> **GIVEN PROBLEM**
Copy out all the lines where "функционирования" shows up.

> **GIVEN RECORDS**
--*--

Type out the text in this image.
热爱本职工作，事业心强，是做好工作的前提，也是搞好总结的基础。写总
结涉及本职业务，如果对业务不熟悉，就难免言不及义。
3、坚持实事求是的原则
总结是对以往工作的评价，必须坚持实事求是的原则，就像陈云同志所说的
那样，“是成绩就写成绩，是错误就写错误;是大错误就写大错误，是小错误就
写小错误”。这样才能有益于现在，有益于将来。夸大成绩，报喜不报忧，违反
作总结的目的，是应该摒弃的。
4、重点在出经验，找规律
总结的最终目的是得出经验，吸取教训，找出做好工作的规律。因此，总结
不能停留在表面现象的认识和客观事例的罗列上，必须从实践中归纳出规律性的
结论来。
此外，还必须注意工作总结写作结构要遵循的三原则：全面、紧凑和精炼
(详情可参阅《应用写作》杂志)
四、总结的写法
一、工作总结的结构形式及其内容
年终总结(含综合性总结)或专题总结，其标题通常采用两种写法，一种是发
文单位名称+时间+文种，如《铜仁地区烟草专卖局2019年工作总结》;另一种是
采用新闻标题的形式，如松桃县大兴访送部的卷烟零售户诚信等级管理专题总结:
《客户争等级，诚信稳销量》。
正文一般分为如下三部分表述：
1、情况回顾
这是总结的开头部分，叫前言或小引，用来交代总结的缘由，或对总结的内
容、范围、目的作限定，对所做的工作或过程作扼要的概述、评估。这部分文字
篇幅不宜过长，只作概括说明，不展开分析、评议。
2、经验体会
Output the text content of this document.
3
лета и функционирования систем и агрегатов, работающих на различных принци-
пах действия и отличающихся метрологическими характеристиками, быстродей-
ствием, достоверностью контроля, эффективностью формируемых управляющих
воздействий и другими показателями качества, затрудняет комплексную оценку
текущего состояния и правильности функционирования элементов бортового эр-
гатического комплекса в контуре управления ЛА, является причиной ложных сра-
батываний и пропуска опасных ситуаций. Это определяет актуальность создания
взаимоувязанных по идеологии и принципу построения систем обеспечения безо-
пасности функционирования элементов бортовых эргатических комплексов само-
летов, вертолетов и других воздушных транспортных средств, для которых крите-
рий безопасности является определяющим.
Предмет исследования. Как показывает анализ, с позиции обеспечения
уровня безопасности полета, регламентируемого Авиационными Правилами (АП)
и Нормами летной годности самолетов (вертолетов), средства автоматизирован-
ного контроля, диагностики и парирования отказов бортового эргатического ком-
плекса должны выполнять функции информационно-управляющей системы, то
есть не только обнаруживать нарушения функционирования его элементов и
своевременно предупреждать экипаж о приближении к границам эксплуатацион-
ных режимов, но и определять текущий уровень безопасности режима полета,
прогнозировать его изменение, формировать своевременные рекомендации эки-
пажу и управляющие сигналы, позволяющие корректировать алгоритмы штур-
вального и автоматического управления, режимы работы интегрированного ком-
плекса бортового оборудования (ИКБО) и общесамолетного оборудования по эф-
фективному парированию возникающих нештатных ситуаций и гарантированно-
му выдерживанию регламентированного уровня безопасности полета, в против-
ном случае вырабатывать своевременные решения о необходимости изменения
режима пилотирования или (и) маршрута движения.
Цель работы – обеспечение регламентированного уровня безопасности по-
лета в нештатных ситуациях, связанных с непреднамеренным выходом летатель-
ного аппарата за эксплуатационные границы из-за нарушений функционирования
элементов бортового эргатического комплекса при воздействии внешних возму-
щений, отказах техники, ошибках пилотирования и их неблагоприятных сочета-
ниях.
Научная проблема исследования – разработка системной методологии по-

--*--

> **ANSWER FOR THIS EXERCISE**
лета и функционирования систем и агрегатов, работающих на различных принци-
текущего состояния и правильности функционирования элементов бортового эр-
пасности функционирования элементов бортовых эргатических комплексов само-
есть не только обнаруживать нарушения функционирования его элементов и
ного аппарата за эксплуатационные границы из-за нарушений функционирования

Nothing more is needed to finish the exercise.